## Task
Below are the records; copy each line in them that holds the word "debt".

--- START ---

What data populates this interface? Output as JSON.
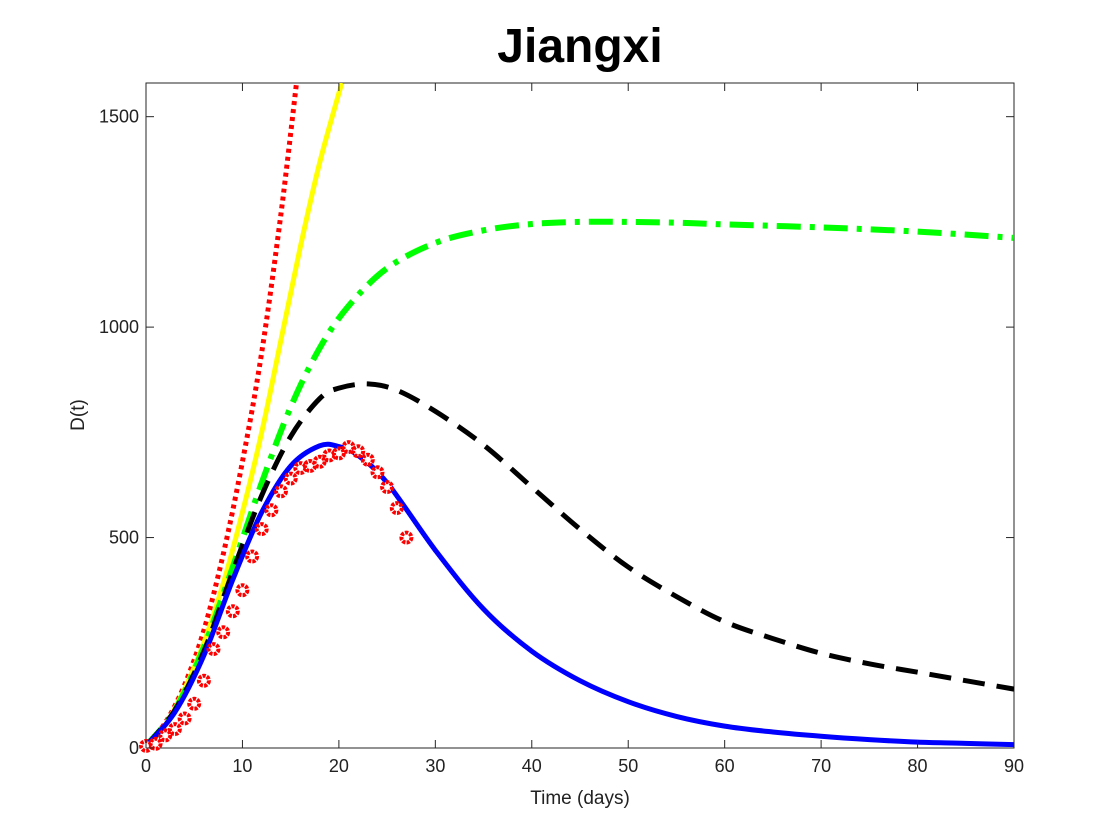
{
  "chart_data": {
    "type": "line",
    "title": "Jiangxi",
    "xlabel": "Time (days)",
    "ylabel": "D(t)",
    "xlim": [
      0,
      90
    ],
    "ylim": [
      0,
      1580
    ],
    "xticks": [
      "0",
      "10",
      "20",
      "30",
      "40",
      "50",
      "60",
      "70",
      "80",
      "90"
    ],
    "yticks": [
      "0",
      "500",
      "1000",
      "1500"
    ],
    "grid": false,
    "series": [
      {
        "style": "dotted",
        "color": "#ff0000",
        "x": [
          0,
          2,
          4,
          6,
          8,
          10,
          12,
          14,
          15.6
        ],
        "y": [
          5,
          60,
          150,
          280,
          460,
          680,
          940,
          1270,
          1580
        ]
      },
      {
        "style": "solid",
        "color": "#ffff00",
        "x": [
          0,
          2,
          4,
          6,
          8,
          10,
          12,
          14,
          16,
          18,
          20.3
        ],
        "y": [
          5,
          55,
          140,
          250,
          390,
          560,
          750,
          970,
          1190,
          1390,
          1580
        ]
      },
      {
        "style": "dashdot",
        "color": "#00ff00",
        "x": [
          0,
          3,
          6,
          9,
          12,
          15,
          18,
          21,
          25,
          30,
          35,
          40,
          45,
          50,
          55,
          60,
          70,
          80,
          90
        ],
        "y": [
          5,
          90,
          240,
          430,
          630,
          810,
          950,
          1050,
          1140,
          1200,
          1230,
          1245,
          1250,
          1250,
          1248,
          1244,
          1237,
          1227,
          1212
        ]
      },
      {
        "style": "dashed",
        "color": "#000000",
        "x": [
          0,
          3,
          6,
          9,
          12,
          15,
          18,
          20,
          23,
          26,
          30,
          35,
          40,
          45,
          50,
          55,
          60,
          65,
          70,
          75,
          80,
          85,
          90
        ],
        "y": [
          5,
          90,
          230,
          420,
          600,
          740,
          830,
          855,
          865,
          850,
          800,
          720,
          620,
          520,
          430,
          360,
          300,
          260,
          225,
          200,
          180,
          160,
          140
        ]
      },
      {
        "style": "solid",
        "color": "#0000ff",
        "x": [
          0,
          3,
          6,
          9,
          12,
          15,
          18,
          20,
          22,
          25,
          30,
          35,
          40,
          45,
          50,
          55,
          60,
          65,
          70,
          75,
          80,
          85,
          90
        ],
        "y": [
          5,
          85,
          220,
          400,
          560,
          670,
          718,
          716,
          695,
          630,
          470,
          330,
          230,
          160,
          110,
          75,
          52,
          38,
          28,
          20,
          14,
          11,
          8
        ]
      },
      {
        "style": "markers",
        "color": "#ff0000",
        "x": [
          0,
          1,
          2,
          3,
          4,
          5,
          6,
          7,
          8,
          9,
          10,
          11,
          12,
          13,
          14,
          15,
          16,
          17,
          18,
          19,
          20,
          21,
          22,
          23,
          24,
          25,
          26,
          27
        ],
        "y": [
          5,
          10,
          30,
          45,
          70,
          105,
          160,
          235,
          275,
          325,
          375,
          455,
          520,
          565,
          610,
          640,
          665,
          670,
          680,
          695,
          700,
          715,
          705,
          685,
          655,
          620,
          570,
          500
        ]
      }
    ]
  }
}
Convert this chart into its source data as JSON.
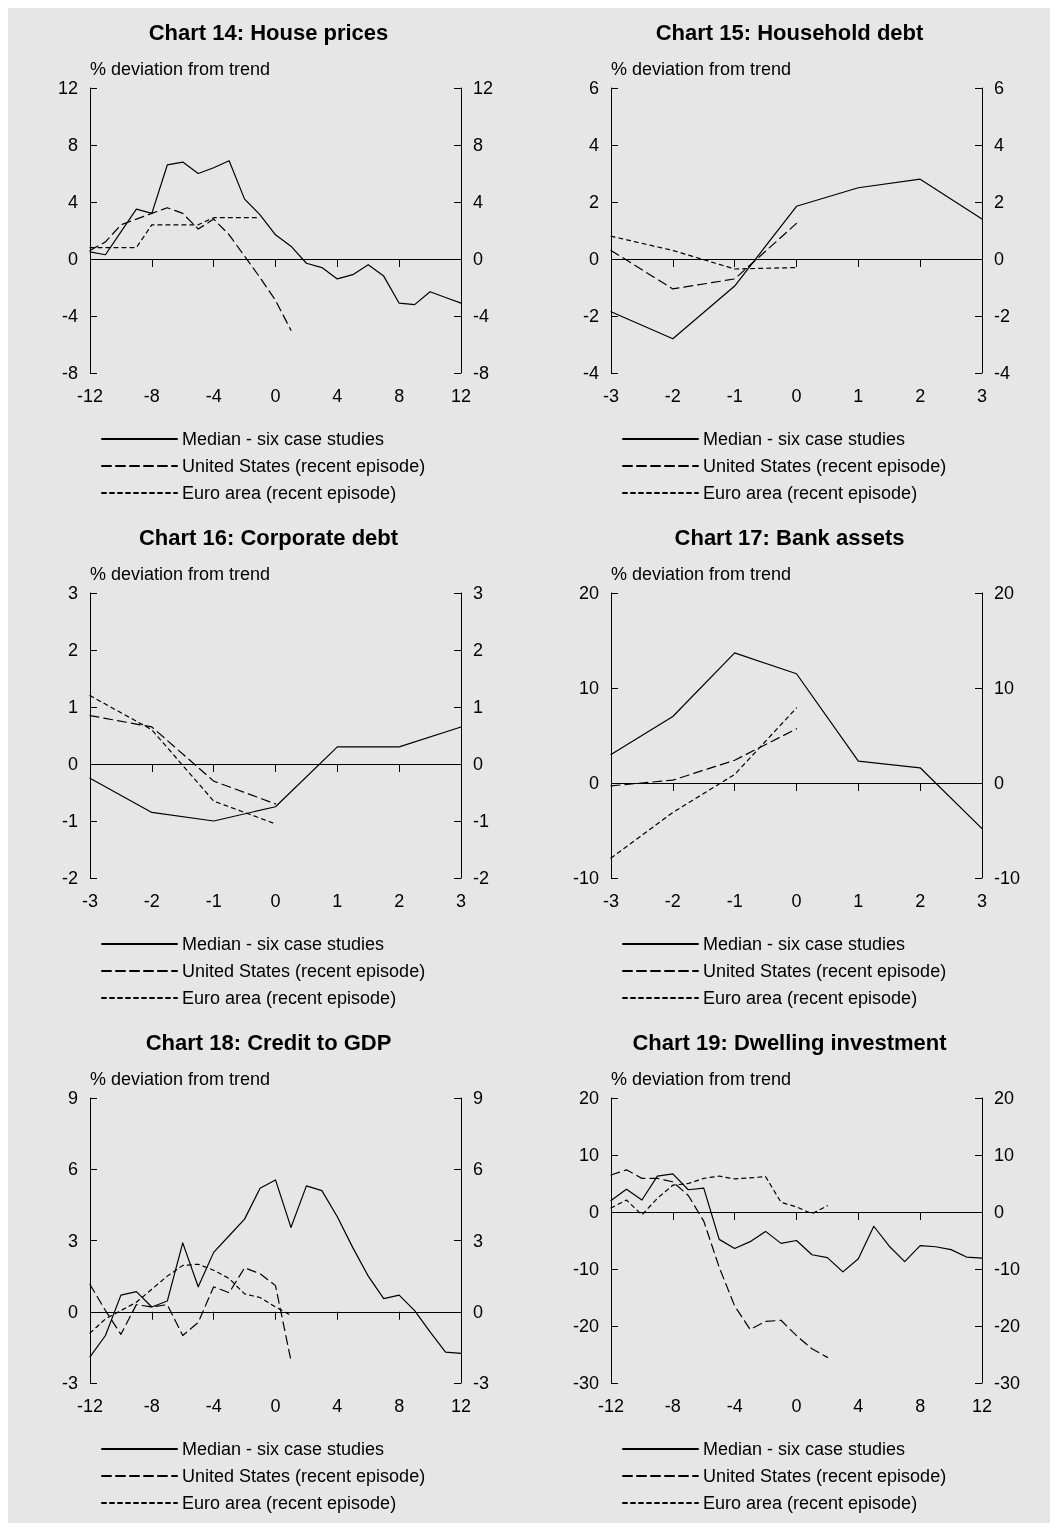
{
  "chart_data": [
    {
      "type": "line",
      "title": "Chart 14: House prices",
      "ylabel": "% deviation from trend",
      "x": [
        -12,
        -11,
        -10,
        -9,
        -8,
        -7,
        -6,
        -5,
        -4,
        -3,
        -2,
        -1,
        0,
        1,
        2,
        3,
        4,
        5,
        6,
        7,
        8,
        9,
        10,
        11,
        12
      ],
      "xlim": [
        -12,
        12
      ],
      "xticks": [
        -12,
        -8,
        -4,
        0,
        4,
        8,
        12
      ],
      "ylim": [
        -8,
        12
      ],
      "yticks": [
        -8,
        -4,
        0,
        4,
        8,
        12
      ],
      "y2lim": [
        -8,
        12
      ],
      "y2ticks": [
        -8,
        -4,
        0,
        4,
        8,
        12
      ],
      "ref_lines": [
        {
          "axis": "y",
          "value": 0
        }
      ],
      "legend": "bottom",
      "grid": false,
      "marker": "none",
      "series": [
        {
          "name": "Median - six case studies",
          "color": "#000000",
          "line_style": "solid",
          "values": [
            0.5,
            0.3,
            1.9,
            3.5,
            3.2,
            6.6,
            6.8,
            6.0,
            6.4,
            6.9,
            4.2,
            3.1,
            1.7,
            0.9,
            -0.3,
            -0.6,
            -1.4,
            -1.1,
            -0.4,
            -1.2,
            -3.1,
            -3.2,
            -2.3,
            -2.7,
            -3.1
          ]
        },
        {
          "name": "United States (recent episode)",
          "color": "#000000",
          "line_style": "dashed",
          "values": [
            0.6,
            1.2,
            2.4,
            2.8,
            3.2,
            3.6,
            3.2,
            2.1,
            2.8,
            1.7,
            0.2,
            -1.3,
            -2.9,
            -5.0,
            null,
            null,
            null,
            null,
            null,
            null,
            null,
            null,
            null,
            null,
            null
          ]
        },
        {
          "name": "Euro area (recent episode)",
          "color": "#000000",
          "line_style": "dashed",
          "values": [
            0.8,
            0.8,
            0.8,
            0.8,
            2.4,
            2.4,
            2.4,
            2.4,
            2.9,
            2.9,
            2.9,
            2.9,
            null,
            null,
            null,
            null,
            null,
            null,
            null,
            null,
            null,
            null,
            null,
            null,
            null
          ]
        }
      ]
    },
    {
      "type": "line",
      "title": "Chart 15: Household debt",
      "ylabel": "% deviation from trend",
      "x": [
        -3,
        -2,
        -1,
        0,
        1,
        2,
        3
      ],
      "xlim": [
        -3,
        3
      ],
      "xticks": [
        -3,
        -2,
        -1,
        0,
        1,
        2,
        3
      ],
      "ylim": [
        -4,
        6
      ],
      "yticks": [
        -4,
        -2,
        0,
        2,
        4,
        6
      ],
      "y2lim": [
        -4,
        6
      ],
      "y2ticks": [
        -4,
        -2,
        0,
        2,
        4,
        6
      ],
      "ref_lines": [
        {
          "axis": "y",
          "value": 0
        }
      ],
      "legend": "bottom",
      "grid": false,
      "marker": "none",
      "series": [
        {
          "name": "Median - six case studies",
          "color": "#000000",
          "line_style": "solid",
          "values": [
            -1.85,
            -2.8,
            -0.95,
            1.85,
            2.5,
            2.8,
            1.4
          ]
        },
        {
          "name": "United States (recent episode)",
          "color": "#000000",
          "line_style": "dashed",
          "values": [
            0.3,
            -1.05,
            -0.7,
            1.25,
            null,
            null,
            null
          ]
        },
        {
          "name": "Euro area (recent episode)",
          "color": "#000000",
          "line_style": "dashed",
          "values": [
            0.8,
            0.3,
            -0.35,
            -0.3,
            null,
            null,
            null
          ]
        }
      ]
    },
    {
      "type": "line",
      "title": "Chart 16: Corporate debt",
      "ylabel": "% deviation from trend",
      "x": [
        -3,
        -2,
        -1,
        0,
        1,
        2,
        3
      ],
      "xlim": [
        -3,
        3
      ],
      "xticks": [
        -3,
        -2,
        -1,
        0,
        1,
        2,
        3
      ],
      "ylim": [
        -2,
        3
      ],
      "yticks": [
        -2,
        -1,
        0,
        1,
        2,
        3
      ],
      "y2lim": [
        -2,
        3
      ],
      "y2ticks": [
        -2,
        -1,
        0,
        1,
        2,
        3
      ],
      "ref_lines": [
        {
          "axis": "y",
          "value": 0
        }
      ],
      "legend": "bottom",
      "grid": false,
      "marker": "none",
      "series": [
        {
          "name": "Median - six case studies",
          "color": "#000000",
          "line_style": "solid",
          "values": [
            -0.25,
            -0.85,
            -1.0,
            -0.75,
            0.3,
            0.3,
            0.65
          ]
        },
        {
          "name": "United States (recent episode)",
          "color": "#000000",
          "line_style": "dashed",
          "values": [
            0.85,
            0.65,
            -0.3,
            -0.7,
            null,
            null,
            null
          ]
        },
        {
          "name": "Euro area (recent episode)",
          "color": "#000000",
          "line_style": "dashed",
          "values": [
            1.2,
            0.6,
            -0.65,
            -1.05,
            null,
            null,
            null
          ]
        }
      ]
    },
    {
      "type": "line",
      "title": "Chart 17: Bank assets",
      "ylabel": "% deviation from trend",
      "x": [
        -3,
        -2,
        -1,
        0,
        1,
        2,
        3
      ],
      "xlim": [
        -3,
        3
      ],
      "xticks": [
        -3,
        -2,
        -1,
        0,
        1,
        2,
        3
      ],
      "ylim": [
        -10,
        20
      ],
      "yticks": [
        -10,
        0,
        10,
        20
      ],
      "y2lim": [
        -10,
        20
      ],
      "y2ticks": [
        -10,
        0,
        10,
        20
      ],
      "ref_lines": [
        {
          "axis": "y",
          "value": 0
        }
      ],
      "legend": "bottom",
      "grid": false,
      "marker": "none",
      "series": [
        {
          "name": "Median - six case studies",
          "color": "#000000",
          "line_style": "solid",
          "values": [
            3,
            7,
            13.7,
            11.5,
            2.3,
            1.6,
            -4.8
          ]
        },
        {
          "name": "United States (recent episode)",
          "color": "#000000",
          "line_style": "dashed",
          "values": [
            -0.3,
            0.3,
            2.4,
            5.7,
            null,
            null,
            null
          ]
        },
        {
          "name": "Euro area (recent episode)",
          "color": "#000000",
          "line_style": "dashed",
          "values": [
            -7.9,
            -3.1,
            0.9,
            7.9,
            null,
            null,
            null
          ]
        }
      ]
    },
    {
      "type": "line",
      "title": "Chart 18: Credit to GDP",
      "ylabel": "% deviation from trend",
      "x": [
        -12,
        -11,
        -10,
        -9,
        -8,
        -7,
        -6,
        -5,
        -4,
        -3,
        -2,
        -1,
        0,
        1,
        2,
        3,
        4,
        5,
        6,
        7,
        8,
        9,
        10,
        11,
        12
      ],
      "xlim": [
        -12,
        12
      ],
      "xticks": [
        -12,
        -8,
        -4,
        0,
        4,
        8,
        12
      ],
      "ylim": [
        -3,
        9
      ],
      "yticks": [
        -3,
        0,
        3,
        6,
        9
      ],
      "y2lim": [
        -3,
        9
      ],
      "y2ticks": [
        -3,
        0,
        3,
        6,
        9
      ],
      "ref_lines": [
        {
          "axis": "y",
          "value": 0
        }
      ],
      "legend": "bottom",
      "grid": false,
      "marker": "none",
      "series": [
        {
          "name": "Median - six case studies",
          "color": "#000000",
          "line_style": "solid",
          "values": [
            -1.9,
            -1.0,
            0.7,
            0.85,
            0.2,
            0.45,
            2.9,
            1.05,
            2.5,
            3.2,
            3.9,
            5.2,
            5.55,
            3.55,
            5.3,
            5.1,
            4.0,
            2.7,
            1.5,
            0.55,
            0.7,
            0.05,
            -0.85,
            -1.7,
            -1.75
          ]
        },
        {
          "name": "United States (recent episode)",
          "color": "#000000",
          "line_style": "dashed",
          "values": [
            1.15,
            0.05,
            -0.95,
            0.3,
            0.2,
            0.3,
            -1.0,
            -0.45,
            1.05,
            0.8,
            1.85,
            1.6,
            1.1,
            -2.05,
            null,
            null,
            null,
            null,
            null,
            null,
            null,
            null,
            null,
            null,
            null
          ]
        },
        {
          "name": "Euro area (recent episode)",
          "color": "#000000",
          "line_style": "dashed",
          "values": [
            -0.9,
            -0.3,
            0.05,
            0.4,
            0.95,
            1.5,
            1.95,
            2.0,
            1.75,
            1.4,
            0.75,
            0.6,
            0.2,
            -0.15,
            null,
            null,
            null,
            null,
            null,
            null,
            null,
            null,
            null,
            null,
            null
          ]
        }
      ]
    },
    {
      "type": "line",
      "title": "Chart 19: Dwelling investment",
      "ylabel": "% deviation from trend",
      "x": [
        -12,
        -11,
        -10,
        -9,
        -8,
        -7,
        -6,
        -5,
        -4,
        -3,
        -2,
        -1,
        0,
        1,
        2,
        3,
        4,
        5,
        6,
        7,
        8,
        9,
        10,
        11,
        12
      ],
      "xlim": [
        -12,
        12
      ],
      "xticks": [
        -12,
        -8,
        -4,
        0,
        4,
        8,
        12
      ],
      "ylim": [
        -30,
        20
      ],
      "yticks": [
        -30,
        -20,
        -10,
        0,
        10,
        20
      ],
      "y2lim": [
        -30,
        20
      ],
      "y2ticks": [
        -30,
        -20,
        -10,
        0,
        10,
        20
      ],
      "ref_lines": [
        {
          "axis": "y",
          "value": 0
        }
      ],
      "legend": "bottom",
      "grid": false,
      "marker": "none",
      "series": [
        {
          "name": "Median - six case studies",
          "color": "#000000",
          "line_style": "solid",
          "values": [
            2,
            4,
            2.1,
            6.3,
            6.7,
            3.9,
            4.2,
            -4.8,
            -6.4,
            -5.2,
            -3.4,
            -5.5,
            -5,
            -7.5,
            -8,
            -10.5,
            -8.2,
            -2.5,
            -6,
            -8.7,
            -5.9,
            -6.1,
            -6.6,
            -7.9,
            -8.1
          ]
        },
        {
          "name": "United States (recent episode)",
          "color": "#000000",
          "line_style": "dashed",
          "values": [
            6.5,
            7.4,
            5.9,
            5.9,
            5.3,
            2.9,
            -1.6,
            -9.7,
            -16.5,
            -20.6,
            -19.2,
            -19,
            -21.7,
            -24,
            -25.5,
            null,
            null,
            null,
            null,
            null,
            null,
            null,
            null,
            null,
            null
          ]
        },
        {
          "name": "Euro area (recent episode)",
          "color": "#000000",
          "line_style": "dashed",
          "values": [
            0.7,
            2.1,
            -0.5,
            2.4,
            4.7,
            5,
            5.9,
            6.3,
            5.8,
            6,
            6.2,
            1.7,
            0.9,
            -0.3,
            1.1,
            null,
            null,
            null,
            null,
            null,
            null,
            null,
            null,
            null,
            null
          ]
        }
      ]
    }
  ]
}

--- END ---

## Answer in full
      "title": "Chart 15: Household debt",
      "title": "Chart 16: Corporate debt",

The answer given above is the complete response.